TASK TO COMPLETE »
Extract every entry word for word. Skip the pictures.

# start of ITEMS

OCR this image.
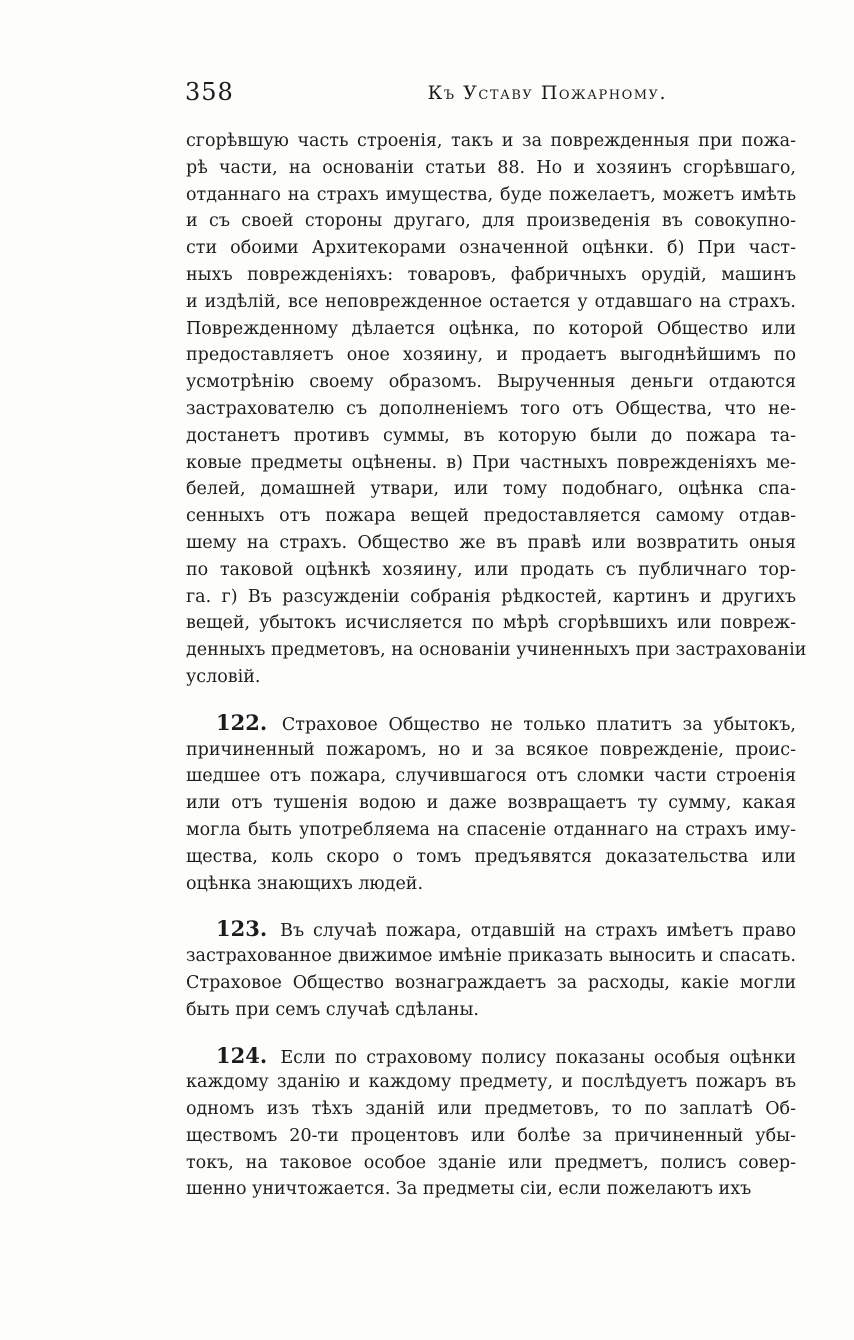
358	Къ Уставу Пожарному.
сгорѣвшую часть строенія, такъ и за поврежденныя при пожа-
рѣ части, на основаніи статьи 88. Но и хозяинъ сгорѣвшаго,
отданнаго на страхъ имущества, буде пожелаетъ, можетъ имѣть
и съ своей стороны другаго, для произведенія въ совокупно-
сти обоими Архитекорами означенной оцѣнки. б) При част-
ныхъ поврежденіяхъ: товаровъ, фабричныхъ орудій, машинъ
и издѣлій, все неповрежденное остается у отдавшаго на страхъ.
Поврежденному дѣлается оцѣнка, по которой Общество или
предоставляетъ оное хозяину, и продаетъ выгоднѣйшимъ по
усмотрѣнію своему образомъ. Вырученныя деньги отдаются
застрахователю съ дополненіемъ того отъ Общества, что не-
достанетъ противъ суммы, въ которую были до пожара та-
ковые предметы оцѣнены. в) При частныхъ поврежденіяхъ ме-
белей, домашней утвари, или тому подобнаго, оцѣнка спа-
сенныхъ отъ пожара вещей предоставляется самому отдав-
шему на страхъ. Общество же въ правѣ или возвратить оныя
по таковой оцѣнкѣ хозяину, или продать съ публичнаго тор-
га. г) Въ разсужденіи собранія рѣдкостей, картинъ и другихъ
вещей, убытокъ исчисляется по мѣрѣ сгорѣвшихъ или повреж-
денныхъ предметовъ, на основаніи учиненныхъ при застрахованіи
условій.
122. Страховое Общество не только платитъ за убытокъ,
причиненный пожаромъ, но и за всякое поврежденіе, проис-
шедшее отъ пожара, случившагося отъ сломки части строенія
или отъ тушенія водою и даже возвращаетъ ту сумму, какая
могла быть употребляема на спасеніе отданнаго на страхъ иму-
щества, коль скоро о томъ предъявятся доказательства или
оцѣнка знающихъ людей.
123. Въ случаѣ пожара, отдавшій на страхъ имѣетъ право
застрахованное движимое имѣніе приказать выносить и спасать.
Страховое Общество вознаграждаетъ за расходы, какіе могли
быть при семъ случаѣ сдѣланы.
124. Если по страховому полису показаны особыя оцѣнки
каждому зданію и каждому предмету, и послѣдуетъ пожаръ въ
одномъ изъ тѣхъ зданій или предметовъ, то по заплатѣ Об-
ществомъ 20-ти процентовъ или болѣе за причиненный убы-
токъ, на таковое особое зданіе или предметъ, полисъ совер-
шенно уничтожается. За предметы сіи, если пожелаютъ ихъ
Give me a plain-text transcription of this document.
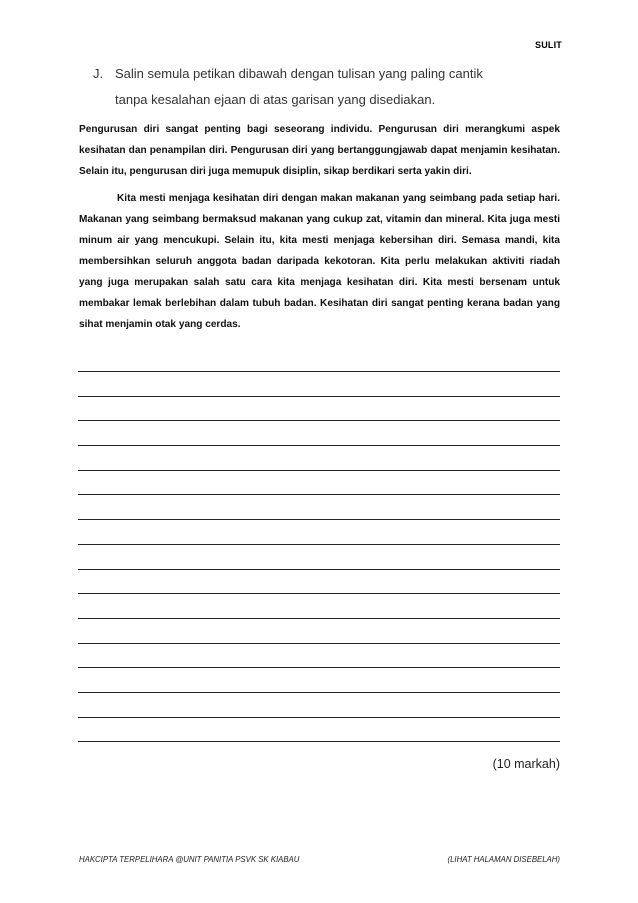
SULIT
J. Salin semula petikan dibawah dengan tulisan yang paling cantik
tanpa kesalahan ejaan di atas garisan yang disediakan.
Pengurusan diri sangat penting bagi seseorang individu. Pengurusan diri merangkumi aspek kesihatan dan penampilan diri. Pengurusan diri yang bertanggungjawab dapat menjamin kesihatan. Selain itu, pengurusan diri juga memupuk disiplin, sikap berdikari serta yakin diri.
Kita mesti menjaga kesihatan diri dengan makan makanan yang seimbang pada setiap hari. Makanan yang seimbang bermaksud makanan yang cukup zat, vitamin dan mineral. Kita juga mesti minum air yang mencukupi. Selain itu, kita mesti menjaga kebersihan diri. Semasa mandi, kita membersihkan seluruh anggota badan daripada kekotoran. Kita perlu melakukan aktiviti riadah yang juga merupakan salah satu cara kita menjaga kesihatan diri. Kita mesti bersenam untuk membakar lemak berlebihan dalam tubuh badan. Kesihatan diri sangat penting kerana badan yang sihat menjamin otak yang cerdas.
(10 markah)
HAKCIPTA TERPELIHARA @UNIT PANITIA PSVK SK KIABAU	(LIHAT HALAMAN DISEBELAH)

# end of ITEMS

SOLUTION »
OCR this image.
358	Къ Уставу Пожарному.
сгорѣвшую часть строенія, такъ и за поврежденныя при пожа-
рѣ части, на основаніи статьи 88. Но и хозяинъ сгорѣвшаго,
отданнаго на страхъ имущества, буде пожелаетъ, можетъ имѣть
и съ своей стороны другаго, для произведенія въ совокупно-
сти обоими Архитекорами означенной оцѣнки. б) При част-
ныхъ поврежденіяхъ: товаровъ, фабричныхъ орудій, машинъ
и издѣлій, все неповрежденное остается у отдавшаго на страхъ.
Поврежденному дѣлается оцѣнка, по которой Общество или
предоставляетъ оное хозяину, и продаетъ выгоднѣйшимъ по
усмотрѣнію своему образомъ. Вырученныя деньги отдаются
застрахователю съ дополненіемъ того отъ Общества, что не-
достанетъ противъ суммы, въ которую были до пожара та-
ковые предметы оцѣнены. в) При частныхъ поврежденіяхъ ме-
белей, домашней утвари, или тому подобнаго, оцѣнка спа-
сенныхъ отъ пожара вещей предоставляется самому отдав-
шему на страхъ. Общество же въ правѣ или возвратить оныя
по таковой оцѣнкѣ хозяину, или продать съ публичнаго тор-
га. г) Въ разсужденіи собранія рѣдкостей, картинъ и другихъ
вещей, убытокъ исчисляется по мѣрѣ сгорѣвшихъ или повреж-
денныхъ предметовъ, на основаніи учиненныхъ при застрахованіи
условій.
122. Страховое Общество не только платитъ за убытокъ,
причиненный пожаромъ, но и за всякое поврежденіе, проис-
шедшее отъ пожара, случившагося отъ сломки части строенія
или отъ тушенія водою и даже возвращаетъ ту сумму, какая
могла быть употребляема на спасеніе отданнаго на страхъ иму-
щества, коль скоро о томъ предъявятся доказательства или
оцѣнка знающихъ людей.
123. Въ случаѣ пожара, отдавшій на страхъ имѣетъ право
застрахованное движимое имѣніе приказать выносить и спасать.
Страховое Общество вознаграждаетъ за расходы, какіе могли
быть при семъ случаѣ сдѣланы.
124. Если по страховому полису показаны особыя оцѣнки
каждому зданію и каждому предмету, и послѣдуетъ пожаръ въ
одномъ изъ тѣхъ зданій или предметовъ, то по заплатѣ Об-
ществомъ 20-ти процентовъ или болѣе за причиненный убы-
токъ, на таковое особое зданіе или предметъ, полисъ совер-
шенно уничтожается. За предметы сіи, если пожелаютъ ихъ
Give me a plain-text transcription of this document.
SULIT
J. Salin semula petikan dibawah dengan tulisan yang paling cantik
tanpa kesalahan ejaan di atas garisan yang disediakan.
Pengurusan diri sangat penting bagi seseorang individu. Pengurusan diri merangkumi aspek kesihatan dan penampilan diri. Pengurusan diri yang bertanggungjawab dapat menjamin kesihatan. Selain itu, pengurusan diri juga memupuk disiplin, sikap berdikari serta yakin diri.
Kita mesti menjaga kesihatan diri dengan makan makanan yang seimbang pada setiap hari. Makanan yang seimbang bermaksud makanan yang cukup zat, vitamin dan mineral. Kita juga mesti minum air yang mencukupi. Selain itu, kita mesti menjaga kebersihan diri. Semasa mandi, kita membersihkan seluruh anggota badan daripada kekotoran. Kita perlu melakukan aktiviti riadah yang juga merupakan salah satu cara kita menjaga kesihatan diri. Kita mesti bersenam untuk membakar lemak berlebihan dalam tubuh badan. Kesihatan diri sangat penting kerana badan yang sihat menjamin otak yang cerdas.
(10 markah)
HAKCIPTA TERPELIHARA @UNIT PANITIA PSVK SK KIABAU	(LIHAT HALAMAN DISEBELAH)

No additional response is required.